EXERCISE AIM:
In the listing that follows, count each line where the word "wonderful" appears; write nothing but the count.

MATERIAL SHOWN:
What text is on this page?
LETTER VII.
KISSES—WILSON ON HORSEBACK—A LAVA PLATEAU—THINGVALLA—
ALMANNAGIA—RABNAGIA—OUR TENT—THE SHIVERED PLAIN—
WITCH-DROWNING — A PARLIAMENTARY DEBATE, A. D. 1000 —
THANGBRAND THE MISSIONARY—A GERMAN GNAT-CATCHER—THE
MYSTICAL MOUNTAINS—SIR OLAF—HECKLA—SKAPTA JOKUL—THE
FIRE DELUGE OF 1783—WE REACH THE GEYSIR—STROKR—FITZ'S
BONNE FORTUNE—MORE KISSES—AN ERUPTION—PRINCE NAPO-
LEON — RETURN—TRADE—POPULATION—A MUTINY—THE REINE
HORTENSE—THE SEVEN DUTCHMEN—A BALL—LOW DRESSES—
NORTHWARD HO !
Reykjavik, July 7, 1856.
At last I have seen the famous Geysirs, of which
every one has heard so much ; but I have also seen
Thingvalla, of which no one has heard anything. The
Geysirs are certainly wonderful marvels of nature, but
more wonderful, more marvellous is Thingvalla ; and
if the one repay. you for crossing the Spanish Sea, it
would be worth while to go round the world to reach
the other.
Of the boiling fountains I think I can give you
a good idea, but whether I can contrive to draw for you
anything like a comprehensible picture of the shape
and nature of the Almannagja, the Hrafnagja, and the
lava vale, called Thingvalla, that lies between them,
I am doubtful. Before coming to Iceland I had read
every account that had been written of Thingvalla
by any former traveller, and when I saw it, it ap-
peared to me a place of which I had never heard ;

ANSWER TO THE EXERCISE:
2